> [Task]
Rewrite the whole listing as a JSON list of strings, one string per line, omitting blank lines.

________________________________________

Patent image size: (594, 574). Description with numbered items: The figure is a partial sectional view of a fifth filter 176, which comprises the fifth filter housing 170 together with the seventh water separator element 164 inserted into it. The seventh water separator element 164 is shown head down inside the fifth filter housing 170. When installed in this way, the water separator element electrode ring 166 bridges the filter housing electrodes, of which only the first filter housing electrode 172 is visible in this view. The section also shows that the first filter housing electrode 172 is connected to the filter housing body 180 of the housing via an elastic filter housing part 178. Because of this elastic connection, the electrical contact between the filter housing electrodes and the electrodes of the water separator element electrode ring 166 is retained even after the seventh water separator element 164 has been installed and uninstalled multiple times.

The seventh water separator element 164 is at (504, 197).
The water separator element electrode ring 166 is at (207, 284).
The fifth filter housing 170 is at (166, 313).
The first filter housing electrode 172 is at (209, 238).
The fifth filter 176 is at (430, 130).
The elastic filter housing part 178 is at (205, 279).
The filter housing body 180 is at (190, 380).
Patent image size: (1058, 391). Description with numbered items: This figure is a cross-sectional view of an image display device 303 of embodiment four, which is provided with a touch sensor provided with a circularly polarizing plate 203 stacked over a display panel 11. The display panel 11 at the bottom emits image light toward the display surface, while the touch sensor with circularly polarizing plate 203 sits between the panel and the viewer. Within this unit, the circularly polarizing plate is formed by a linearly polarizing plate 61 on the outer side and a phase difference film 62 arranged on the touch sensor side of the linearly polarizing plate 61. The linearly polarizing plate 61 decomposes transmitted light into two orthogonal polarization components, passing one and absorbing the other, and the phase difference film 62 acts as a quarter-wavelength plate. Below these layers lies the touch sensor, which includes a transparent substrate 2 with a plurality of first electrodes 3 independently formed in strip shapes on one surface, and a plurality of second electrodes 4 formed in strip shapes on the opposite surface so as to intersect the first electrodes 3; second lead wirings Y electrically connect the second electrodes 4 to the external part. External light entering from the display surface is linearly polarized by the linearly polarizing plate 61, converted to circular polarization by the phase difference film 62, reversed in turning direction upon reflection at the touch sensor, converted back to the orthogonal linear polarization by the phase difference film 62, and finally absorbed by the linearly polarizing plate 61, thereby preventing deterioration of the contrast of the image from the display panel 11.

________________________________________

> [Solution for this task]
[
  "Patent image size: (594, 574). Description with numbered items: The figure is a partial sectional view of a fifth filter 176, which comprises the fifth filter housing 170 together with the seventh water separator element 164 inserted into it. The seventh water separator element 164 is shown head down inside the fifth filter housing 170. When installed in this way, the water separator element electrode ring 166 bridges the filter housing electrodes, of which only the first filter housing electrode 172 is visible in this view. The section also shows that the first filter housing electrode 172 is connected to the filter housing body 180 of the housing via an elastic filter housing part 178. Because of this elastic connection, the electrical contact between the filter housing electrodes and the electrodes of the water separator element electrode ring 166 is retained even after the seventh water separator element 164 has been installed and uninstalled multiple times.",
  "The seventh water separator element 164 is at (504, 197).",
  "The water separator element electrode ring 166 is at (207, 284).",
  "The fifth filter housing 170 is at (166, 313).",
  "The first filter housing electrode 172 is at (209, 238).",
  "The fifth filter 176 is at (430, 130).",
  "The elastic filter housing part 178 is at (205, 279).",
  "The filter housing body 180 is at (190, 380).",
  "Patent image size: (1058, 391). Description with numbered items: This figure is a cross-sectional view of an image display device 303 of embodiment four, which is provided with a touch sensor provided with a circularly polarizing plate 203 stacked over a display panel 11. The display panel 11 at the bottom emits image light toward the display surface, while the touch sensor with circularly polarizing plate 203 sits between the panel and the viewer. Within this unit, the circularly polarizing plate is formed by a linearly polarizing plate 61 on the outer side and a phase difference film 62 arranged on the touch sensor side of the linearly polarizing plate 61. The linearly polarizing plate 61 decomposes transmitted light into two orthogonal polarization components, passing one and absorbing the other, and the phase difference film 62 acts as a quarter-wavelength plate. Below these layers lies the touch sensor, which includes a transparent substrate 2 with a plurality of first electrodes 3 independently formed in strip shapes on one surface, and a plurality of second electrodes 4 formed in strip shapes on the opposite surface so as to intersect the first electrodes 3; second lead wirings Y electrically connect the second electrodes 4 to the external part. External light entering from the display surface is linearly polarized by the linearly polarizing plate 61, converted to circular polarization by the phase difference film 62, reversed in turning direction upon reflection at the touch sensor, converted back to the orthogonal linear polarization by the phase difference film 62, and finally absorbed by the linearly polarizing plate 61, thereby preventing deterioration of the contrast of the image from the display panel 11."
]